--- start ---
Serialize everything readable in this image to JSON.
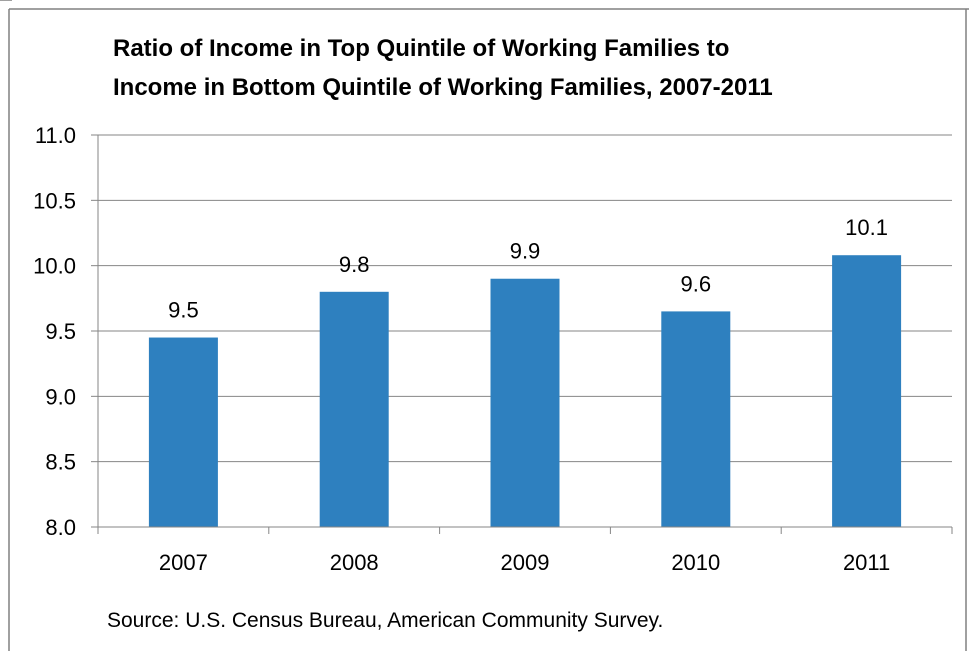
{
  "chart_data": {
    "type": "bar",
    "title": "Ratio of Income in Top Quintile of Working Families to Income in Bottom Quintile of Working Families, 2007-2011",
    "title_lines": [
      "Ratio of Income in Top Quintile of Working Families to",
      "Income in Bottom Quintile of Working Families, 2007-2011"
    ],
    "categories": [
      "2007",
      "2008",
      "2009",
      "2010",
      "2011"
    ],
    "values": [
      9.45,
      9.8,
      9.9,
      9.65,
      10.08
    ],
    "data_labels": [
      "9.5",
      "9.8",
      "9.9",
      "9.6",
      "10.1"
    ],
    "ylim": [
      8.0,
      11.0
    ],
    "yticks": [
      "8.0",
      "8.5",
      "9.0",
      "9.5",
      "10.0",
      "10.5",
      "11.0"
    ],
    "xlabel": "",
    "ylabel": "",
    "grid": true,
    "legend": "none",
    "bar_color": "#2E80BF",
    "source": "Source: U.S. Census Bureau, American Community Survey."
  }
}
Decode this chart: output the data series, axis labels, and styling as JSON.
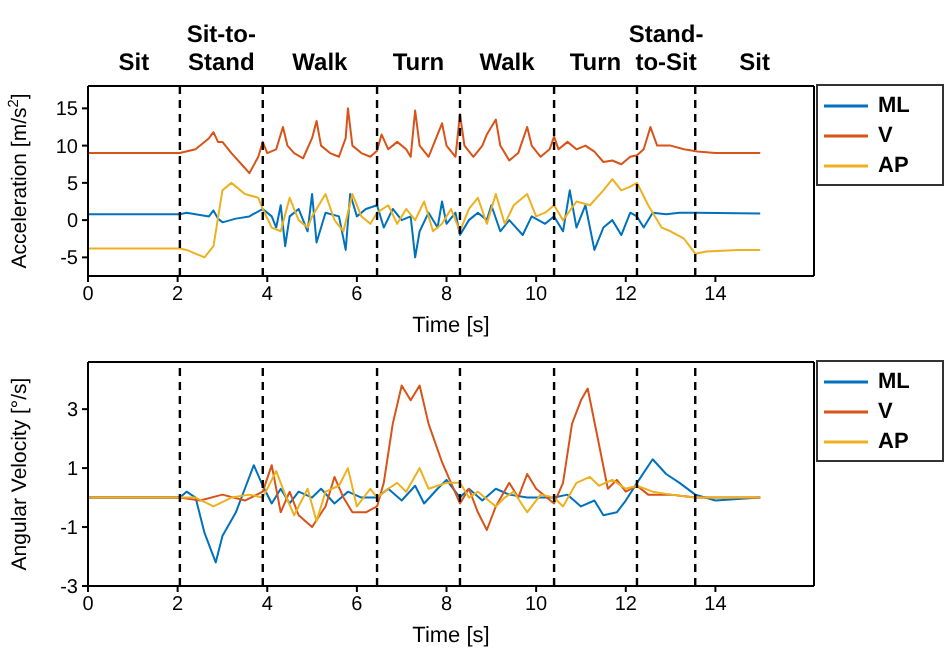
{
  "chart_data": [
    {
      "type": "line",
      "xlabel": "Time [s]",
      "ylabel": "Acceleration [m/s$^{2}$]",
      "xlim": [
        0,
        16.2
      ],
      "xticks": [
        0,
        2,
        4,
        6,
        8,
        10,
        12,
        14
      ],
      "ylim": [
        -7.5,
        18
      ],
      "yticks": [
        -5,
        0,
        5,
        10,
        15
      ],
      "legend": "top right",
      "series": [
        {
          "name": "ML",
          "color": "#0072bd",
          "x": [
            0,
            2.05,
            2.2,
            2.7,
            2.8,
            2.9,
            3.0,
            3.3,
            3.6,
            3.9,
            4.1,
            4.2,
            4.3,
            4.4,
            4.5,
            4.7,
            4.9,
            5.0,
            5.1,
            5.3,
            5.6,
            5.75,
            5.85,
            6.0,
            6.2,
            6.45,
            6.6,
            6.8,
            7.0,
            7.2,
            7.3,
            7.4,
            7.6,
            7.8,
            7.9,
            8.0,
            8.2,
            8.3,
            8.5,
            8.7,
            8.9,
            9.0,
            9.2,
            9.4,
            9.7,
            9.9,
            10.2,
            10.4,
            10.6,
            10.75,
            10.9,
            11.1,
            11.3,
            11.5,
            11.7,
            11.9,
            12.1,
            12.25,
            12.4,
            12.6,
            12.9,
            13.2,
            13.55,
            15
          ],
          "values": [
            0.8,
            0.8,
            1.0,
            0.5,
            1.3,
            0.2,
            -0.3,
            0.2,
            0.5,
            1.5,
            0.5,
            -1,
            2,
            -3.5,
            0.5,
            1.5,
            -1.5,
            3.5,
            -3,
            1,
            0.5,
            -4,
            3.5,
            0.5,
            1.5,
            2,
            -1,
            1.5,
            0,
            0.5,
            -5,
            -1.5,
            1,
            -1,
            2.5,
            -0.5,
            1,
            -2,
            0,
            1,
            0,
            2,
            -1.5,
            0,
            -2,
            0.5,
            -0.5,
            0.5,
            -1.5,
            4,
            -1,
            2,
            -4,
            -1,
            0,
            -2,
            1,
            0.5,
            -1,
            1,
            0.8,
            1,
            1,
            0.9
          ]
        },
        {
          "name": "V",
          "color": "#d95319",
          "x": [
            0,
            2.05,
            2.4,
            2.7,
            2.8,
            2.9,
            3.0,
            3.2,
            3.5,
            3.6,
            3.8,
            3.9,
            4.0,
            4.2,
            4.35,
            4.45,
            4.6,
            4.8,
            5.0,
            5.1,
            5.2,
            5.4,
            5.6,
            5.75,
            5.8,
            5.9,
            6.1,
            6.3,
            6.45,
            6.55,
            6.7,
            6.9,
            7.1,
            7.2,
            7.3,
            7.4,
            7.6,
            7.9,
            8.0,
            8.2,
            8.3,
            8.4,
            8.6,
            8.8,
            8.9,
            9.1,
            9.2,
            9.4,
            9.6,
            9.8,
            9.9,
            10.1,
            10.3,
            10.4,
            10.5,
            10.7,
            10.9,
            11.1,
            11.3,
            11.5,
            11.7,
            11.9,
            12.1,
            12.25,
            12.4,
            12.55,
            12.7,
            13.0,
            13.3,
            13.6,
            14,
            15
          ],
          "values": [
            9,
            9,
            9.5,
            11,
            11.8,
            10.5,
            10.5,
            9,
            7,
            6.3,
            8.5,
            10.5,
            9,
            9.5,
            12.5,
            10,
            9,
            8.3,
            11,
            13.3,
            10,
            9,
            8.5,
            11,
            15,
            10,
            9,
            8.5,
            9.3,
            11.5,
            9.5,
            10.5,
            9.5,
            8.5,
            14.7,
            10,
            8.5,
            13,
            10,
            8.5,
            14.2,
            10,
            8.5,
            10,
            11.5,
            13.5,
            10,
            8,
            9,
            12.5,
            10,
            8.5,
            9.5,
            11.2,
            9.5,
            10.5,
            9.5,
            10,
            9.2,
            7.8,
            8,
            7.5,
            8.5,
            8.7,
            9.5,
            12.5,
            10,
            10,
            9.5,
            9.2,
            9,
            9
          ]
        },
        {
          "name": "AP",
          "color": "#edb120",
          "x": [
            0,
            2.05,
            2.2,
            2.6,
            2.8,
            3.0,
            3.2,
            3.5,
            3.8,
            3.9,
            4.1,
            4.3,
            4.5,
            4.7,
            4.9,
            5.0,
            5.3,
            5.5,
            5.7,
            5.9,
            6.1,
            6.3,
            6.45,
            6.7,
            6.9,
            7.1,
            7.3,
            7.5,
            7.7,
            7.9,
            8.1,
            8.3,
            8.5,
            8.7,
            8.9,
            9.1,
            9.3,
            9.5,
            9.8,
            10.0,
            10.2,
            10.4,
            10.6,
            10.9,
            11.2,
            11.5,
            11.7,
            11.9,
            12.1,
            12.25,
            12.5,
            12.8,
            13.0,
            13.3,
            13.55,
            13.8,
            14.5,
            15
          ],
          "values": [
            -3.8,
            -3.8,
            -4,
            -5,
            -3.5,
            4,
            5,
            3.5,
            3,
            1.5,
            -1,
            -1.5,
            3,
            0,
            -1,
            0.5,
            3.5,
            0,
            -1.5,
            3.5,
            0.5,
            -0.5,
            1,
            2,
            -0.5,
            1.5,
            0,
            2.5,
            -1.5,
            -0.5,
            1.5,
            -1.5,
            1.5,
            3,
            -0.5,
            3.5,
            -0.5,
            2,
            3.5,
            0.5,
            1,
            2,
            0,
            2.5,
            2,
            4,
            5.5,
            4,
            4.5,
            5,
            2,
            -1,
            -1.5,
            -2.5,
            -4.5,
            -4.2,
            -4,
            -4
          ]
        }
      ],
      "ref_lines": [
        {
          "axis": "x",
          "value": 2.05,
          "color": "#000000",
          "line_style": "dashed"
        },
        {
          "axis": "x",
          "value": 3.9,
          "color": "#000000",
          "line_style": "dashed"
        },
        {
          "axis": "x",
          "value": 6.45,
          "color": "#000000",
          "line_style": "dashed"
        },
        {
          "axis": "x",
          "value": 8.3,
          "color": "#000000",
          "line_style": "dashed"
        },
        {
          "axis": "x",
          "value": 10.4,
          "color": "#000000",
          "line_style": "dashed"
        },
        {
          "axis": "x",
          "value": 12.25,
          "color": "#000000",
          "line_style": "dashed"
        },
        {
          "axis": "x",
          "value": 13.55,
          "color": "#000000",
          "line_style": "dashed"
        }
      ],
      "annotations": [
        "Sit",
        "Sit-to-Stand",
        "Walk",
        "Turn",
        "Walk",
        "Turn",
        "Stand-to-Sit",
        "Sit"
      ]
    },
    {
      "type": "line",
      "xlabel": "Time [s]",
      "ylabel": "Angular Velocity [°/s]",
      "xlim": [
        0,
        16.2
      ],
      "xticks": [
        0,
        2,
        4,
        6,
        8,
        10,
        12,
        14
      ],
      "ylim": [
        -3,
        4.6
      ],
      "yticks": [
        -3,
        -1,
        1,
        3
      ],
      "legend": "top right",
      "series": [
        {
          "name": "ML",
          "color": "#0072bd",
          "x": [
            0,
            2.05,
            2.2,
            2.4,
            2.6,
            2.85,
            3.0,
            3.3,
            3.5,
            3.7,
            3.9,
            4.1,
            4.3,
            4.5,
            4.7,
            5.0,
            5.2,
            5.5,
            5.8,
            6.1,
            6.45,
            6.7,
            7.0,
            7.3,
            7.5,
            7.8,
            8.0,
            8.3,
            8.5,
            8.8,
            9.1,
            9.4,
            9.8,
            10.1,
            10.4,
            10.7,
            11.0,
            11.3,
            11.5,
            11.8,
            12.0,
            12.25,
            12.6,
            12.9,
            13.2,
            13.55,
            14,
            15
          ],
          "values": [
            0,
            0,
            0.2,
            0,
            -1.2,
            -2.2,
            -1.3,
            -0.5,
            0.3,
            1.1,
            0.4,
            -0.2,
            0.3,
            -0.2,
            0.2,
            0,
            0.3,
            -0.2,
            0.2,
            0,
            0,
            0.3,
            -0.1,
            0.4,
            -0.2,
            0.3,
            0.6,
            0,
            0.3,
            -0.1,
            0.3,
            0.1,
            0,
            0,
            0,
            0.1,
            -0.3,
            -0.1,
            -0.6,
            -0.5,
            -0.1,
            0.5,
            1.3,
            0.8,
            0.5,
            0.1,
            -0.1,
            0
          ]
        },
        {
          "name": "V",
          "color": "#d95319",
          "x": [
            0,
            2.05,
            2.5,
            3.0,
            3.5,
            3.9,
            4.1,
            4.3,
            4.5,
            4.7,
            5.0,
            5.3,
            5.5,
            5.7,
            5.9,
            6.2,
            6.45,
            6.6,
            6.8,
            7.0,
            7.2,
            7.4,
            7.6,
            7.9,
            8.1,
            8.3,
            8.5,
            8.7,
            8.9,
            9.1,
            9.4,
            9.6,
            9.8,
            10.0,
            10.4,
            10.6,
            10.8,
            11.0,
            11.15,
            11.35,
            11.6,
            11.8,
            12.0,
            12.25,
            12.5,
            13.0,
            13.55,
            15
          ],
          "values": [
            0,
            0,
            -0.1,
            0.1,
            -0.1,
            0.2,
            1.1,
            -0.5,
            0.2,
            -0.6,
            -1,
            -0.3,
            0.7,
            0,
            -0.5,
            -0.5,
            -0.3,
            0.5,
            2.5,
            3.8,
            3.3,
            3.8,
            2.5,
            1.2,
            0.5,
            -0.2,
            0.3,
            -0.5,
            -1.1,
            -0.3,
            0.5,
            0,
            0.8,
            0.3,
            -0.2,
            0.5,
            2.5,
            3.3,
            3.7,
            2.2,
            0.3,
            0.6,
            0.2,
            0.4,
            0.1,
            0.1,
            0,
            0
          ]
        },
        {
          "name": "AP",
          "color": "#edb120",
          "x": [
            0,
            2.05,
            2.4,
            2.8,
            3.2,
            3.6,
            3.9,
            4.2,
            4.4,
            4.6,
            4.9,
            5.1,
            5.3,
            5.6,
            5.8,
            6.0,
            6.3,
            6.45,
            6.7,
            6.9,
            7.1,
            7.4,
            7.6,
            7.8,
            8.0,
            8.3,
            8.5,
            8.7,
            9.1,
            9.3,
            9.5,
            9.8,
            10.1,
            10.4,
            10.6,
            10.9,
            11.2,
            11.4,
            11.7,
            12.0,
            12.25,
            12.6,
            13.0,
            13.55,
            15
          ],
          "values": [
            0,
            0,
            0,
            -0.3,
            0,
            0.1,
            0,
            0.9,
            0.1,
            -0.6,
            0.3,
            -0.8,
            0.2,
            0.4,
            1.0,
            -0.3,
            0.3,
            0,
            0.3,
            0.5,
            0.2,
            1.0,
            0.3,
            0.4,
            0.5,
            0.5,
            0,
            0.2,
            -0.3,
            0,
            0.2,
            -0.5,
            0.1,
            0,
            -0.3,
            0.5,
            0.7,
            0.4,
            0.6,
            0.3,
            0.4,
            0.2,
            0.1,
            0,
            0
          ]
        }
      ],
      "ref_lines": [
        {
          "axis": "x",
          "value": 2.05,
          "color": "#000000",
          "line_style": "dashed"
        },
        {
          "axis": "x",
          "value": 3.9,
          "color": "#000000",
          "line_style": "dashed"
        },
        {
          "axis": "x",
          "value": 6.45,
          "color": "#000000",
          "line_style": "dashed"
        },
        {
          "axis": "x",
          "value": 8.3,
          "color": "#000000",
          "line_style": "dashed"
        },
        {
          "axis": "x",
          "value": 10.4,
          "color": "#000000",
          "line_style": "dashed"
        },
        {
          "axis": "x",
          "value": 12.25,
          "color": "#000000",
          "line_style": "dashed"
        },
        {
          "axis": "x",
          "value": 13.55,
          "color": "#000000",
          "line_style": "dashed"
        }
      ]
    }
  ]
}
--- end ---
◆ What the task asks
Look over the records above and copy each line that includes the string "Quintile".

◆ Reply
    "title": "Ratio of Income in Top Quintile of Working Families to Income in Bottom Quintile of Working Families, 2007-2011",
      "Ratio of Income in Top Quintile of Working Families to",
      "Income in Bottom Quintile of Working Families, 2007-2011"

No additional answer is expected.